> [What you are asked to do]: Take every line from the listing below that contains "Water".

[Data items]
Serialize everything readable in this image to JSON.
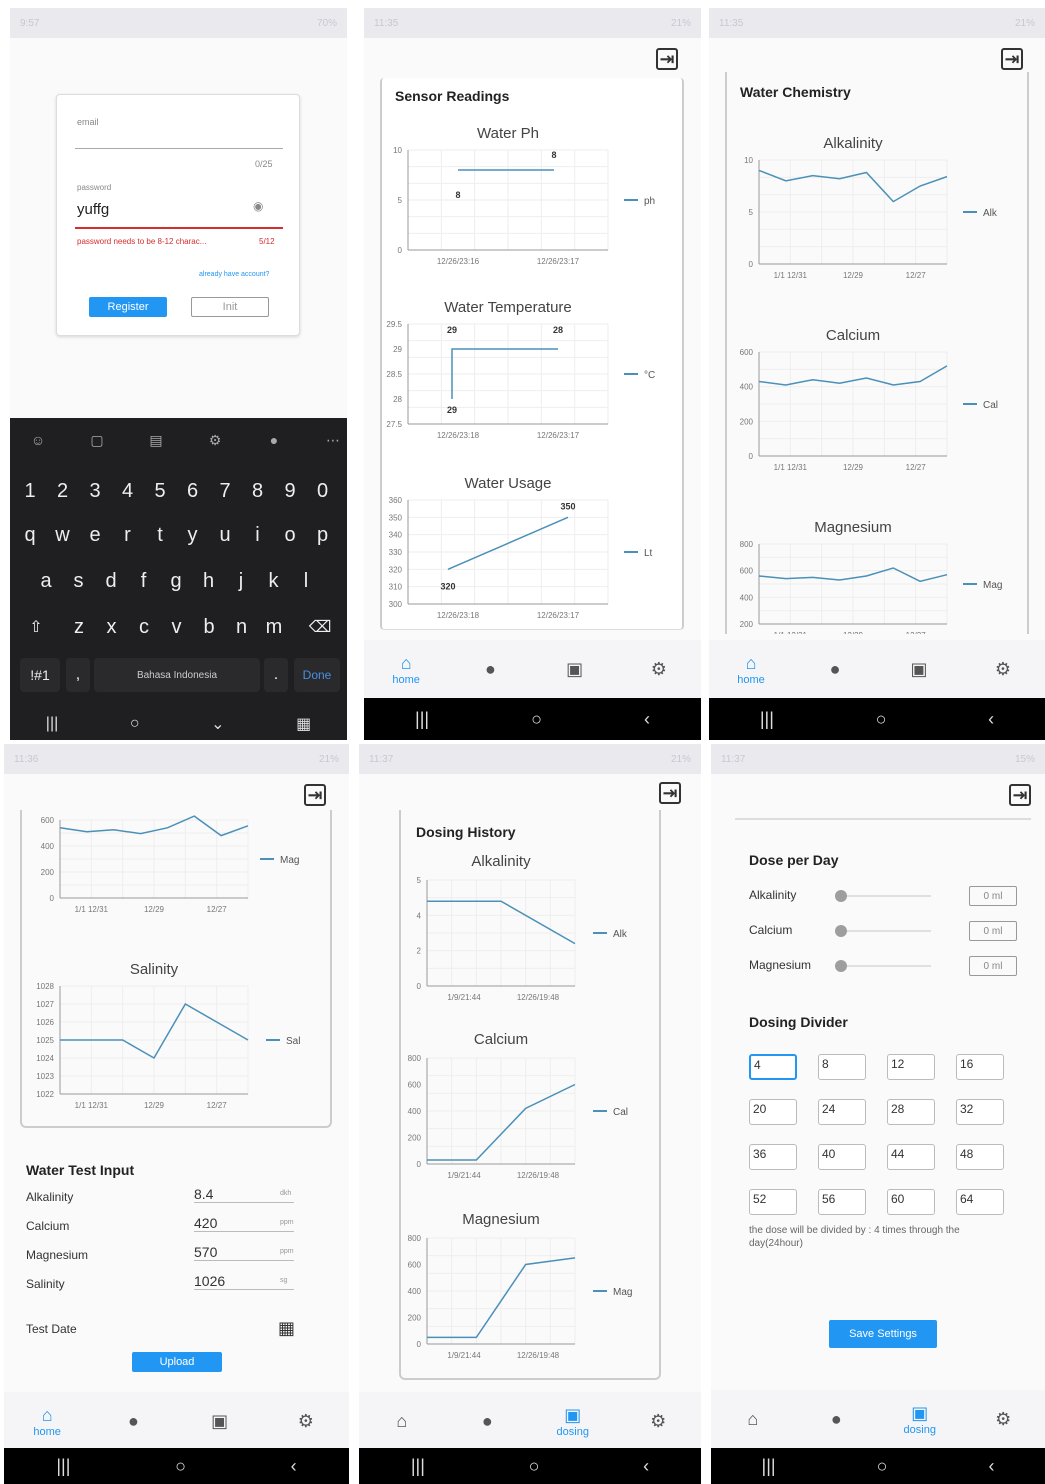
{
  "colors": {
    "accent": "#2196f3",
    "line": "#4a90b8",
    "error": "#d32f2f",
    "keyboard": "#1f1f21"
  },
  "screen1": {
    "status_time": "9:57",
    "status_right": "70%",
    "email_label": "email",
    "email_counter": "0/25",
    "password_label": "password",
    "password_value": "yuffg",
    "password_error": "password needs to be 8-12 charac...",
    "password_counter": "5/12",
    "already_account": "already have account?",
    "register_button": "Register",
    "secondary_button": "Init",
    "keyboard": {
      "numbers": [
        "1",
        "2",
        "3",
        "4",
        "5",
        "6",
        "7",
        "8",
        "9",
        "0"
      ],
      "row1": [
        "q",
        "w",
        "e",
        "r",
        "t",
        "y",
        "u",
        "i",
        "o",
        "p"
      ],
      "row2": [
        "a",
        "s",
        "d",
        "f",
        "g",
        "h",
        "j",
        "k",
        "l"
      ],
      "row3": [
        "z",
        "x",
        "c",
        "v",
        "b",
        "n",
        "m"
      ],
      "symbols_key": "!#1",
      "comma_key": ",",
      "space_label": "Bahasa Indonesia",
      "period_key": ".",
      "done_key": "Done"
    }
  },
  "screen2": {
    "status_time": "11:35",
    "status_right": "21%",
    "section_title": "Sensor Readings",
    "nav": {
      "home": "home"
    }
  },
  "screen3": {
    "status_time": "11:35",
    "status_right": "21%",
    "section_title": "Water Chemistry",
    "nav": {
      "home": "home"
    }
  },
  "screen4": {
    "status_time": "11:36",
    "status_right": "21%",
    "form_title": "Water Test Input",
    "fields": [
      {
        "label": "Alkalinity",
        "value": "8.4",
        "unit": "dkh"
      },
      {
        "label": "Calcium",
        "value": "420",
        "unit": "ppm"
      },
      {
        "label": "Magnesium",
        "value": "570",
        "unit": "ppm"
      },
      {
        "label": "Salinity",
        "value": "1026",
        "unit": "sg"
      }
    ],
    "test_date_label": "Test Date",
    "upload_button": "Upload",
    "nav": {
      "home": "home"
    }
  },
  "screen5": {
    "status_time": "11:37",
    "status_right": "21%",
    "section_title": "Dosing History",
    "nav": {
      "dosing": "dosing"
    }
  },
  "screen6": {
    "status_time": "11:37",
    "status_right": "15%",
    "dose_title": "Dose per Day",
    "dose_rows": [
      {
        "label": "Alkalinity",
        "value": "0",
        "unit": "ml"
      },
      {
        "label": "Calcium",
        "value": "0",
        "unit": "ml"
      },
      {
        "label": "Magnesium",
        "value": "0",
        "unit": "ml"
      }
    ],
    "divider_title": "Dosing Divider",
    "divider_options": [
      "4",
      "8",
      "12",
      "16",
      "20",
      "24",
      "28",
      "32",
      "36",
      "40",
      "44",
      "48",
      "52",
      "56",
      "60",
      "64"
    ],
    "divider_note": "the dose will be divided by : 4 times through the day(24hour)",
    "save_button": "Save Settings",
    "nav": {
      "dosing": "dosing"
    }
  },
  "chart_data": [
    {
      "type": "line",
      "title": "Water Ph",
      "x": [
        "12/26/23:16",
        "12/26/23:17"
      ],
      "series": [
        {
          "name": "ph",
          "values": [
            8,
            8
          ]
        }
      ],
      "data_labels": [
        "8",
        "8"
      ],
      "ylim": [
        0,
        10
      ],
      "yticks": [
        "10",
        "5",
        "0"
      ]
    },
    {
      "type": "line",
      "title": "Water Temperature",
      "x": [
        "12/26/23:18",
        "12/26/23:17"
      ],
      "series": [
        {
          "name": "°C",
          "values": [
            28,
            29,
            29
          ]
        }
      ],
      "data_labels": [
        "29",
        "29",
        "28"
      ],
      "ylim": [
        27.5,
        29.5
      ],
      "yticks": [
        "29.5",
        "29",
        "28.5",
        "28",
        "27.5"
      ]
    },
    {
      "type": "line",
      "title": "Water Usage",
      "x": [
        "12/26/23:18",
        "12/26/23:17"
      ],
      "series": [
        {
          "name": "Lt",
          "values": [
            320,
            350
          ]
        }
      ],
      "data_labels": [
        "320",
        "350"
      ],
      "ylim": [
        300,
        360
      ],
      "yticks": [
        "360",
        "350",
        "340",
        "330",
        "320",
        "310",
        "300"
      ]
    },
    {
      "type": "line",
      "title": "Alkalinity",
      "x": [
        "1/1 12/31",
        "12/29",
        "12/27"
      ],
      "series": [
        {
          "name": "Alk",
          "values": [
            9,
            8,
            8.5,
            8.2,
            8.8,
            6,
            7.5,
            8.4
          ]
        }
      ],
      "ylim": [
        0,
        10
      ],
      "yticks": [
        "10",
        "5",
        "0"
      ]
    },
    {
      "type": "line",
      "title": "Calcium",
      "x": [
        "1/1 12/31",
        "12/29",
        "12/27"
      ],
      "series": [
        {
          "name": "Cal",
          "values": [
            430,
            410,
            440,
            420,
            450,
            410,
            430,
            520
          ]
        }
      ],
      "ylim": [
        0,
        600
      ],
      "yticks": [
        "600",
        "400",
        "200",
        "0"
      ]
    },
    {
      "type": "line",
      "title": "Magnesium",
      "x": [
        "1/1 12/31",
        "12/29",
        "12/27"
      ],
      "series": [
        {
          "name": "Mag",
          "values": [
            560,
            540,
            550,
            530,
            560,
            620,
            520,
            570
          ]
        }
      ],
      "ylim": [
        200,
        800
      ],
      "yticks": [
        "800",
        "600",
        "400",
        "200"
      ]
    },
    {
      "type": "line",
      "title": "Salinity",
      "x": [
        "1/1 12/31",
        "12/29",
        "12/27"
      ],
      "series": [
        {
          "name": "Sal",
          "values": [
            1025,
            1025,
            1025,
            1024,
            1027,
            1026,
            1025
          ]
        }
      ],
      "ylim": [
        1022,
        1028
      ],
      "yticks": [
        "1028",
        "1027",
        "1026",
        "1025",
        "1024",
        "1023",
        "1022"
      ]
    },
    {
      "type": "line",
      "title": "Alkalinity",
      "x": [
        "1/9/21:44",
        "12/26/19:48"
      ],
      "series": [
        {
          "name": "Alk",
          "values": [
            4,
            4,
            2
          ]
        }
      ],
      "ylim": [
        0,
        5
      ],
      "yticks": [
        "5",
        "4",
        "2",
        "0"
      ]
    },
    {
      "type": "line",
      "title": "Calcium",
      "x": [
        "1/9/21:44",
        "12/26/19:48"
      ],
      "series": [
        {
          "name": "Cal",
          "values": [
            30,
            30,
            420,
            600
          ]
        }
      ],
      "ylim": [
        0,
        800
      ],
      "yticks": [
        "800",
        "600",
        "400",
        "200",
        "0"
      ]
    },
    {
      "type": "line",
      "title": "Magnesium",
      "x": [
        "1/9/21:44",
        "12/26/19:48"
      ],
      "series": [
        {
          "name": "Mag",
          "values": [
            50,
            50,
            600,
            650
          ]
        }
      ],
      "ylim": [
        0,
        800
      ],
      "yticks": [
        "800",
        "600",
        "400",
        "200",
        "0"
      ]
    }
  ]
}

> [Complete response]:
    "section_title": "Water Chemistry",
    "form_title": "Water Test Input",
      "title": "Water Ph",
      "title": "Water Temperature",
      "title": "Water Usage",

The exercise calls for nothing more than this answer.